**Problem requirements:** Copy every line of the data that contains the string "this".

**Data extract:**
⁂
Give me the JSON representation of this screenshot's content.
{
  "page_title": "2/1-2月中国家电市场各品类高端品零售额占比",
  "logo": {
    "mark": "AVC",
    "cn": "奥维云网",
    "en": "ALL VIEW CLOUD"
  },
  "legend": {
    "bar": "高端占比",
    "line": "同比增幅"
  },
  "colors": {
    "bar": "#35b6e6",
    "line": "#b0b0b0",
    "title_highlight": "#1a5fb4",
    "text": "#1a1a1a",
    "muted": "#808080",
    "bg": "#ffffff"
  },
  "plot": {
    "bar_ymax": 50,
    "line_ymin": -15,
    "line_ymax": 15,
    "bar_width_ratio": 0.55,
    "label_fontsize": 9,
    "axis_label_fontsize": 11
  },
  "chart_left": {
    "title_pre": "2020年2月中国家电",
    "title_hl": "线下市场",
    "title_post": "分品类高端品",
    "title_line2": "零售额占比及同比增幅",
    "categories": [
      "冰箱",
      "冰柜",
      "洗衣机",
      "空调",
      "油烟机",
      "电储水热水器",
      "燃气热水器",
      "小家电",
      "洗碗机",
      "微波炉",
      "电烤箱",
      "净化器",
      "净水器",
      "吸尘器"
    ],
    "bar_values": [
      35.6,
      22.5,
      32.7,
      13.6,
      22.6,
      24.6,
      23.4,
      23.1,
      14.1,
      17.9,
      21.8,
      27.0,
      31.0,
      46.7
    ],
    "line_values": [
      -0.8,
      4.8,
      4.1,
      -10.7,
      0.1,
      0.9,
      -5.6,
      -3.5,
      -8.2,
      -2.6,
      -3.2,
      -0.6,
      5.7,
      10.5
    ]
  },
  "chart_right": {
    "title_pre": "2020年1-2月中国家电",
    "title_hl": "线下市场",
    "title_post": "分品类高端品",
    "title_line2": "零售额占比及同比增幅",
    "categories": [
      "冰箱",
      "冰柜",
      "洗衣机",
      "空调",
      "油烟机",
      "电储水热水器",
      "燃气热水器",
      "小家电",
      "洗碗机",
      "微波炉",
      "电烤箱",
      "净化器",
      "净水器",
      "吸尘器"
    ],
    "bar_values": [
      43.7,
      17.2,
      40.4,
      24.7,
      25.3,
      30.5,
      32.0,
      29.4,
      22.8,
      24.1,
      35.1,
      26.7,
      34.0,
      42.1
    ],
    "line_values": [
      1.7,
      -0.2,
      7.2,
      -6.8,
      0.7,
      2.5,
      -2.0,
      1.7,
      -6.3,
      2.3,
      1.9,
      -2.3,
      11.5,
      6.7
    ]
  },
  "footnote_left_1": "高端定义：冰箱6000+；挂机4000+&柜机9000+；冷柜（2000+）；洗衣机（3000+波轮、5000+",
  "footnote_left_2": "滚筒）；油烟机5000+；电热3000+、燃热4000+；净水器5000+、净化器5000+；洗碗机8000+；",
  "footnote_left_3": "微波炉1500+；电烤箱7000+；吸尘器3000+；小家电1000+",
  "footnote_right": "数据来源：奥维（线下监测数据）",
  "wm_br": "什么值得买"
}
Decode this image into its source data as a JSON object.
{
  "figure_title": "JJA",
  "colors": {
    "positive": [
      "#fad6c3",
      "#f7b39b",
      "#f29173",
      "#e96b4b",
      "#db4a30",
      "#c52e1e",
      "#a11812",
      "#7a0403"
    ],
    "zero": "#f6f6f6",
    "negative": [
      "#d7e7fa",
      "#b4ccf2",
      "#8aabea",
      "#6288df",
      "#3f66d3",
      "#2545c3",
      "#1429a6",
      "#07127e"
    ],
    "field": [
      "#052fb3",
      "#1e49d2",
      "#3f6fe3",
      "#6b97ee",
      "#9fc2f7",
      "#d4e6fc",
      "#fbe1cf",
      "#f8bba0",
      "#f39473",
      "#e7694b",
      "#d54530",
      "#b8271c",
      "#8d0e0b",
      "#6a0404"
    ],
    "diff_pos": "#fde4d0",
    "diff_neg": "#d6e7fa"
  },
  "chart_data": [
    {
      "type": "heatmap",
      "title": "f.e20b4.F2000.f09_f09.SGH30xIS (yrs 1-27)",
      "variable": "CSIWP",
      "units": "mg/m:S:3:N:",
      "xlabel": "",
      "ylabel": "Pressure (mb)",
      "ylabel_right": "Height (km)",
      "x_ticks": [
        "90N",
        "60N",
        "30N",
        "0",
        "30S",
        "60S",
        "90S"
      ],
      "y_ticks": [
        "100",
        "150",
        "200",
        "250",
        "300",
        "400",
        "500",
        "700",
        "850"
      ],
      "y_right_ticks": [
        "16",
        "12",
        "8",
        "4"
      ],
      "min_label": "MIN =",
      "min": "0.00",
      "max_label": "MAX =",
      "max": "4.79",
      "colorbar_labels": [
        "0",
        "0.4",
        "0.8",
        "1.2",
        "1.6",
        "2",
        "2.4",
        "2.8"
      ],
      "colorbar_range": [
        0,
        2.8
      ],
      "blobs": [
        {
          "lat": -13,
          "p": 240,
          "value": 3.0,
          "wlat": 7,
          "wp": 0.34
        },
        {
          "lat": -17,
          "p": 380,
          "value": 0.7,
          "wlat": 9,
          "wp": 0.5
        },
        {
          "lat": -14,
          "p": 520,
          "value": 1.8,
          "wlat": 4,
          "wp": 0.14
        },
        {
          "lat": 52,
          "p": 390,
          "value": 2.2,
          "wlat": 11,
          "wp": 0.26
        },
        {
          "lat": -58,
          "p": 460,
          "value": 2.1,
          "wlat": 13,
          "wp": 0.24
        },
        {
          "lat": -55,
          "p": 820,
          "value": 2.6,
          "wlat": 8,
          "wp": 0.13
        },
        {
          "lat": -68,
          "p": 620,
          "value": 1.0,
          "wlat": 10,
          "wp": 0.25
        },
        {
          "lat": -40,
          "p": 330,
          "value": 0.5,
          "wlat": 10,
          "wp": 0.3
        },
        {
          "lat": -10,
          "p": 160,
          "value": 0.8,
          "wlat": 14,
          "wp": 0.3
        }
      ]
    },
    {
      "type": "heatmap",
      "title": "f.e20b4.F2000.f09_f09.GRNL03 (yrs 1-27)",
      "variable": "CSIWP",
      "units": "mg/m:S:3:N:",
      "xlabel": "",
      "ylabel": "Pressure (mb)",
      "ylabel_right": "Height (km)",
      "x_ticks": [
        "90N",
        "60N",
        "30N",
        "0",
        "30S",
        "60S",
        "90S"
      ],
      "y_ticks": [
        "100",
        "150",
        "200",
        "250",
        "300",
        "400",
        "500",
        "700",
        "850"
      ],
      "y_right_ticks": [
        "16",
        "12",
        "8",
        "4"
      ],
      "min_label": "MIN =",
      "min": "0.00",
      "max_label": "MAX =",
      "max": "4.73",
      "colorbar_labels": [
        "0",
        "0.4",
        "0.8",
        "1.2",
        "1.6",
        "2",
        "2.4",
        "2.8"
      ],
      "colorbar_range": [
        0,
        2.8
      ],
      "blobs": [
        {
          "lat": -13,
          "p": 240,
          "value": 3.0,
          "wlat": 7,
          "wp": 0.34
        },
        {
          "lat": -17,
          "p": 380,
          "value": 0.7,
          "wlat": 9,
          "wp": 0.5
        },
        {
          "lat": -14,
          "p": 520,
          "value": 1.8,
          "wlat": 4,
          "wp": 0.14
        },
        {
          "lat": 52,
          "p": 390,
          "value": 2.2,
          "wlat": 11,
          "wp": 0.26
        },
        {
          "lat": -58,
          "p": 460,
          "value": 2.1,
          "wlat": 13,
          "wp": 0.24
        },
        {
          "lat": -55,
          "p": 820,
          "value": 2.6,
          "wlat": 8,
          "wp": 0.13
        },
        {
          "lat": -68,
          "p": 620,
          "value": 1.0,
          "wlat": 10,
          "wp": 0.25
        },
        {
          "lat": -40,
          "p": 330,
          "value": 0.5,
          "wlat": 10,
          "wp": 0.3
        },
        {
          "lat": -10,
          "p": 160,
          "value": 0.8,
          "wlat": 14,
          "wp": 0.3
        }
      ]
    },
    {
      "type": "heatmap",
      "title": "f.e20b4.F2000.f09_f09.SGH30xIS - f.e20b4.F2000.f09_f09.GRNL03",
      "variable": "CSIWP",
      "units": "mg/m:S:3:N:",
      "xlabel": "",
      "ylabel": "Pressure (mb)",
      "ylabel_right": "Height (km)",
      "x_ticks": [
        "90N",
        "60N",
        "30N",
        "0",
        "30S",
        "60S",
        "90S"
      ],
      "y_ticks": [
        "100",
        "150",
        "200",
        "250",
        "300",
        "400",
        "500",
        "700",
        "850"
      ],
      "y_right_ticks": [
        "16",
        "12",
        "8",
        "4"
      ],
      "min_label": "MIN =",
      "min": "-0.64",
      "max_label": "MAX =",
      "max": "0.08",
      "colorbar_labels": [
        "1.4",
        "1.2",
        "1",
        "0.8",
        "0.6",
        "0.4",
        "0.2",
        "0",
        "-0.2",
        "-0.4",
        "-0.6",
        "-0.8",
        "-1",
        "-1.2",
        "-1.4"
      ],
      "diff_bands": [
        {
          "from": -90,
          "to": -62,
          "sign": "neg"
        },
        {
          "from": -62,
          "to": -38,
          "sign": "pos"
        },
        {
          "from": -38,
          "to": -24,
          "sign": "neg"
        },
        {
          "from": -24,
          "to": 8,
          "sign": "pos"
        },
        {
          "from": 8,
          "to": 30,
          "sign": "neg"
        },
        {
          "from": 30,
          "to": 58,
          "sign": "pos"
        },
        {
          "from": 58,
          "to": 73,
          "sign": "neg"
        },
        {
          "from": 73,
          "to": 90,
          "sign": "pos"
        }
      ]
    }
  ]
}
⁂
**Exercise answer:**
Give me the JSON representation of this screenshot's content.
Decode this image into its source data as a JSON object.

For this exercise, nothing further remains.